Consignes:
[1] Dans le texte sur le concert de Martha Argerich et Lahav Shani, qui a arrangé pour deux pianos la Symphonie N°1 de Prokofiev ?
[2] Résumez en deux phrases le texte sur le concert de Martha Argerich et Lahav Shani.
[3] Reprenez le texte sur le concert de Martha Argerich et Lahav Shani et poursuivez-le à partir de sa dernière phrase.

Extrait du texte:
============================================================

Classique
Festival de Pâques Aix en Provence : Martha Argerich et Lahav Shani acclamés au Grand Théâtre de Provence

Festival de Pâques Aix en Provence : Martha Argerich et Lahav Shani acclamés au Grand Théâtre de Provence

18 April 2023 | PAR Hannah Starman

La légendaire pianiste argentine, Martha Argerich, revient presque chaque année au Festival de Pâques. Contrainte d’annuler son concert sous la direction de Lahav Shani à la Philharmonie de Paris le 14 décembre dernier pour des raisons de santé, la star mondiale du piano retrouve le prodigieux pianiste et chef d’orchestre israélien pour un récital exceptionnel. Ce 14 avril au Grand Théâtre de Provence, le duo Argerich-Shani ravira le public qui les remerciera par une longue et chaleureuse ovation.

Accueillis avec l’affection réservée aux vieux amis, Martha Argerich et Lahav Shani s’installent, souriants, chacun à son piano, sous les applaudissements d’un public acquis d’avance. Détendus et complices, les deux géants du piano dérouleront un programme exquis, mélangeant la virtuosité, l’humour et la tendresse : la Symphonie N°1 en ré majeur, dite Classique du tout jeune Sergueï Prokofiev, arrangée pour deux pianos par Rikuya Terashima, la Suite pour deux pianos N°2 de Sergueï Rachmaninov et Ma mère l’Oye et La Valse de Maurice Ravel.

============================================================

Données fournies:
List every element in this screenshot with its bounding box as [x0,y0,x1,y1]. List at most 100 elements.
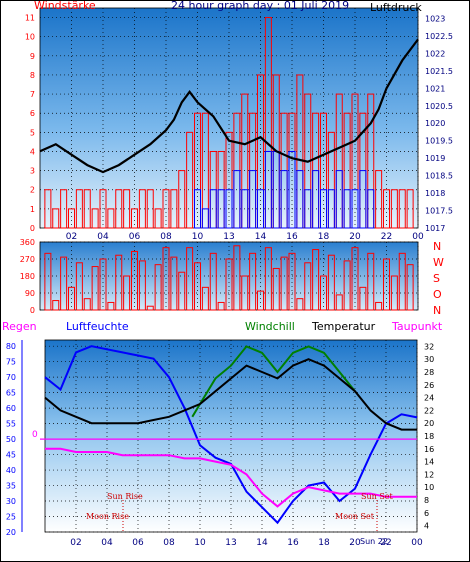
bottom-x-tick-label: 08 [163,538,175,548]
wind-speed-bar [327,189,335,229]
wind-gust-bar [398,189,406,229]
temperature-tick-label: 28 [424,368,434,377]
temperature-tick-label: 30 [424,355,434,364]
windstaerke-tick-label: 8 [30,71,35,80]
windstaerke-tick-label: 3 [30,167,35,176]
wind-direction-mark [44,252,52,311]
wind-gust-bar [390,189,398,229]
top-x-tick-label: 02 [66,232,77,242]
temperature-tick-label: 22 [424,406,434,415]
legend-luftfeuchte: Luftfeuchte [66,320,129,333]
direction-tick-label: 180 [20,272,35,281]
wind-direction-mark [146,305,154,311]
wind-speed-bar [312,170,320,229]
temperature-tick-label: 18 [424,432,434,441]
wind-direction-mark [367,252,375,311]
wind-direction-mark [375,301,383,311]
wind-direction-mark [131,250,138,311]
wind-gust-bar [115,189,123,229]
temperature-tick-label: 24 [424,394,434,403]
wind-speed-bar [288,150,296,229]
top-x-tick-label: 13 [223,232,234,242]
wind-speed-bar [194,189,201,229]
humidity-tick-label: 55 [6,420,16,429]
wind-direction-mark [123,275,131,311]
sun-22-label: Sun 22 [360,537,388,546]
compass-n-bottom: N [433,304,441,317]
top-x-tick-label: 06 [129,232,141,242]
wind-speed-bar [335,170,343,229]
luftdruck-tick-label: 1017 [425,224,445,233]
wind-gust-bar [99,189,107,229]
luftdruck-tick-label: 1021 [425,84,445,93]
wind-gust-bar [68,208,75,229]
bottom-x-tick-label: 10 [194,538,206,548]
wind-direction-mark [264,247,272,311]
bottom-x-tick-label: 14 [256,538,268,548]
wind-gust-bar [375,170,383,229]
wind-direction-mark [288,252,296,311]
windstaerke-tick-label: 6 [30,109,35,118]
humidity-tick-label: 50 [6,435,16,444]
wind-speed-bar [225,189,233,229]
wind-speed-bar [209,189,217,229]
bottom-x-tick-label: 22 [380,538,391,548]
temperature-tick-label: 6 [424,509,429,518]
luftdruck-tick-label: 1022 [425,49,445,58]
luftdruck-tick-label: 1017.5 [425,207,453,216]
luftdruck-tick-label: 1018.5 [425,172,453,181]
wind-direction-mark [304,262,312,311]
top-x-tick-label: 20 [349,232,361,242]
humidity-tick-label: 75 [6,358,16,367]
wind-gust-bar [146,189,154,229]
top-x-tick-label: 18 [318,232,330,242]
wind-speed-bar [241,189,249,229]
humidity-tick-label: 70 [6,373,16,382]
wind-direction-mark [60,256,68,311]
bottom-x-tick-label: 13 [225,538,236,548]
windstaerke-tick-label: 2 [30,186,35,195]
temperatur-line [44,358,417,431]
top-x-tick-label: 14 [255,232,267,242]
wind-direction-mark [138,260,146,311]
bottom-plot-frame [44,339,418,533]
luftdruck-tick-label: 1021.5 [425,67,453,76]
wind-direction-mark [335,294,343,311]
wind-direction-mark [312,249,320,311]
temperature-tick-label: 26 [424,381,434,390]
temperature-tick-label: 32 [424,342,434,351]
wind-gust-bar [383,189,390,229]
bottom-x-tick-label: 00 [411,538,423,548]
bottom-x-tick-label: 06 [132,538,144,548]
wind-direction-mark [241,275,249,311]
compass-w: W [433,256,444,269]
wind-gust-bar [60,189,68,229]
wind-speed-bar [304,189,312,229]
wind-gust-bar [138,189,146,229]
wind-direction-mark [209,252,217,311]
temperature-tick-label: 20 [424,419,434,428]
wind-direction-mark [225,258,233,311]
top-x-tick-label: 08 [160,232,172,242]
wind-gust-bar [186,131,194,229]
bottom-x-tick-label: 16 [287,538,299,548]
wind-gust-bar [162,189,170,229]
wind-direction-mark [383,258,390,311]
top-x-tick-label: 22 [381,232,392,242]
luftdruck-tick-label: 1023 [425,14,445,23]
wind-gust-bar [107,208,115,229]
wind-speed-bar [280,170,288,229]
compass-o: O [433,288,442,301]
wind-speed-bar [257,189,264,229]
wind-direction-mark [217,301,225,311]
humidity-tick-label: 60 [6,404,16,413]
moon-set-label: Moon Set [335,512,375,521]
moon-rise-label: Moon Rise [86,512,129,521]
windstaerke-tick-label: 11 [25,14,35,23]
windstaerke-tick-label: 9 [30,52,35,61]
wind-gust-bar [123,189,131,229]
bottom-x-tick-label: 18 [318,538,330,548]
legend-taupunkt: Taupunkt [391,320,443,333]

============================================================

Réponses:
[1] Rikuya Terashima.

[2] Après avoir dû annuler pour des raisons de santé son concert du 14 décembre avec Lahav Shani à la Philharmonie de Paris, Martha Argerich le retrouve le 14 avril au Grand Théâtre de Provence, dans le cadre du Festival de Pâques, où le public leur réserve une longue ovation. Chacun à son piano, les deux musiciens interprètent la Symphonie N°1 dite Classique de Prokofiev arrangée par Rikuya Terashima, la Suite pour deux pianos N°2 de Rachmaninov, ainsi que Ma mère l'Oye et La Valse de Ravel.

[3]
Symphonie N°1 en ré majeur op. 25 “Classique” de Prokofiev

L’enfant terrible de la scène musicale pétersbourgeoise qui a provoqué un tollé avec son Deuxième Concerto pour piano en 1913, Prokofiev commence à composer une œuvre qui sera tout le contraire de ce que l’on attendait de lui. Alors que les turbulences de la Russie révolutionnaire secouent Saint-Pétersbourg en 1917, Prokofiev, installé à la campagne sans son piano, lit Kant et écrit une œuvre pétillante, pétrie d’esprit et d’espièglerie. La Classique, conçue comme une réinterprétation “simple et joyeuse” du style classique de Haydn et Mozart, sera créée le 21 avril 1918 à Petrograd sous la baguette du compositeur lui-même et connaîtra un succès instantané. Quelques jours plus tard et après avoir obtenu l’autorisation de Anatoli Lounatcharski, commissaire du Peuple à l’Instruction publique, Prokofiev quitte l’Union soviétique pour les États-Unis. Il ne retournera dans son pays natal qu’en 1936, en pleines purges staliniennes. Lauréat de six Prix Staline, Prokofiev mourra le même jour que Joseph Staline, le 5 mars 1953. Pendant plusieurs jours, le cercueil du compositeur ne pourra être enlevé de son domicile à proximité immédiate de la Place rouge à cause des foules qui viennent rendre leurs derniers hommages “au petit père des peuples.”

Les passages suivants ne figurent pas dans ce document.